== Extrait proposé

La relation avec Giono suit les fluctuations de son caractère. Elle évolue entre amour et haine, toujours dans l'excès. «Je m'exécrais et me maîtrisais et lui, j'aurais voulu d'un coup le piétiner avec son expérience, son génie et sa gloire... Je ne rêvais que d'éventrer d'un coup de corne.» Que signifie une telle violence? «Il est constamment en train de se défendre contre mon ardeur.» Elle perçoit ces attitudes de défense comme une humiliation: «Je veux devenir comme du marbre, me mutiler.» Elle l'accable de tous les maux: despote, indifférent, cruel, poltron, odieusement avare et fermé. On a l'image d'un couple qui se neutralise mutuellement, relation basée sur la peur et l'incompréhension de l'Autre. Taos tente une explication: «Vous voyez la civilisation... la voilà, elle est là, c'est ça, c'est ce qui a été pratiqué sur moi. Sans cette culture, cette religion, si j'avais été comme les filles incultes de ma race, je ne serais pas comme ça torturée.» Le problème posé, celui du déracinement, de l'exil est la cause de tous ses maux.
Taos porte en elle l'empreinte d'un vécu difficile. Elle est le produit d'une histoire de domination. Comme son frère Jean qui s'est reconstruit grâce à la poésie; à son tour le chant profond, celui du ressourcement, lui apportera sérénité. Elle se retrouve ainsi, totalement à part entière: elle est la fille de Fadhma Ath Mansour, elle peut se revendiquer de ses ancêtres. La généalogie rétablie la fera revivre et ainsi, elle s'ancre dans une terre, une société et une histoire. Ce sentiment d'appartenance lui permettra de s'accomplir pleinement.

====
== Données affichées

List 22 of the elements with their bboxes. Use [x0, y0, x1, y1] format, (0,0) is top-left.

====

§ À faire:
1/ Reproduisez le passage de l'extrait consacré à Taos qui commence à « Taos porte en » et se termine à « de s'accomplir pleinement. ».
2/ Reprenez l'extrait consacré à Taos là où il s'arrête et rédigez-en la suite.
Ce matériel provient d'une source distincte.

§ Réponses:
1/
Taos porte en elle l'empreinte d'un vécu difficile. Elle est le produit d'une histoire de domination. Comme son frère Jean qui s'est reconstruit grâce à la poésie; à son tour le chant profond, celui du ressourcement, lui apportera sérénité. Elle se retrouve ainsi, totalement à part entière: elle est la fille de Fadhma Ath Mansour, elle peut se revendiquer de ses ancêtres. La généalogie rétablie la fera revivre et ainsi, elle s'ancre dans une terre, une société et une histoire. Ce sentiment d'appartenance lui permettra de s'accomplir pleinement.

2/
P.S: Le moment le plus important de sa vie, c'est lorsque Marie Corail, pseudonyme de Taos dans «Rue des tambourins», apprend grâce à une enseignante, Mme Gasquin, qu'elle a une place dans l'Histoire: «J'appris par Mme Gasquin que notre pays perdu avait un nom et que j'appartenais à une race fabuleuse dont l'origine était mal connue. Je me sentis fière de descendre des Atlantes ou de l'antique Égypte. Je me penchais avidement sur mon Atlas pour y contempler les montagnes et les déserts où s'était réfugiée, au cours des âges, notre race rebelle. Je compris mieux la sauvagerie de Yemma et j'éprouvai un sentiment d'étrange sécurité, à savoir que, nous aussi, nous avions notre place dans l'Histoire. Les mots kabyles et berbère qui, jusque-là n'avaient pas de sens pour moi, se chargeaient d'une signification presque magique.»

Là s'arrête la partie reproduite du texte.